## AIM OF THE TASK
Return all lines from the listing below in which the string "Encoder" occurs.

## RECORDS SUPPLIED
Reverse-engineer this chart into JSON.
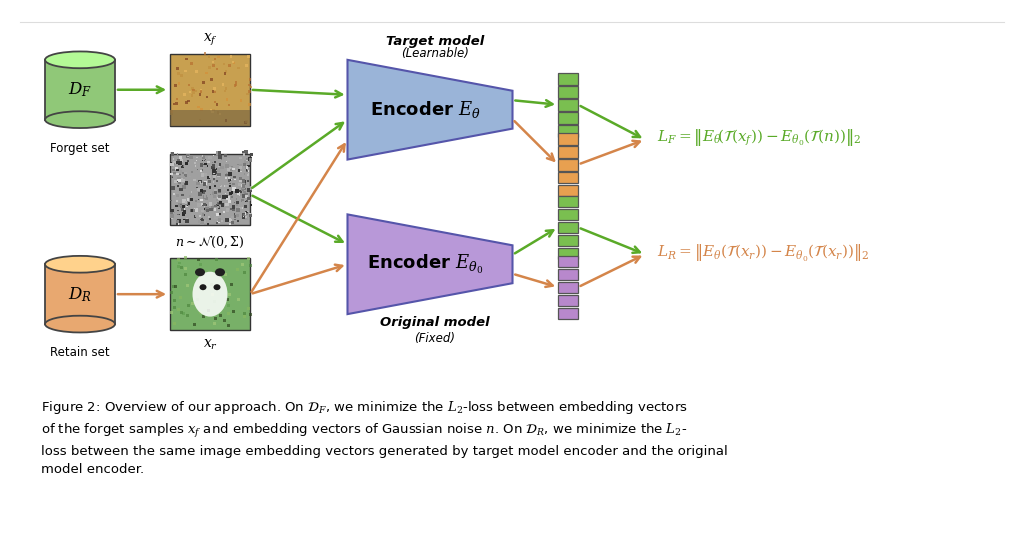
{
  "bg_color": "#ffffff",
  "green_cyl_color": "#90c878",
  "orange_cyl_color": "#e8a870",
  "blue_enc_color": "#9ab4d8",
  "purple_enc_color": "#b898d8",
  "dark_green": "#5aaa28",
  "dark_orange": "#d4854a",
  "stack_green": "#7abf50",
  "stack_orange": "#e8a050",
  "stack_purple": "#b888cc",
  "noise_gray": "#909090",
  "fox_brown": "#b88040",
  "panda_green": "#88c878",
  "encoder1_label": "Encoder $E_\\theta$",
  "encoder2_label": "Encoder $E_{\\theta_0}$",
  "target_model_label": "\\textit{\\textbf{Target model}}\\n\\textit{\\textbf{(Learnable)}}",
  "original_model_label": "\\textit{\\textbf{Original model}}\\n\\textit{\\textbf{(Fixed)}}",
  "DF_label": "$D_F$",
  "DR_label": "$D_R$",
  "forget_set_label": "Forget set",
  "retain_set_label": "Retain set",
  "xf_label": "$x_f$",
  "xr_label": "$x_r$",
  "noise_label": "$n \\sim \\mathcal{N}(0, \\Sigma)$"
}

## EXPECTED ANSWER
  "encoder1_label": "Encoder $E_\\theta$",
  "encoder2_label": "Encoder $E_{\\theta_0}$",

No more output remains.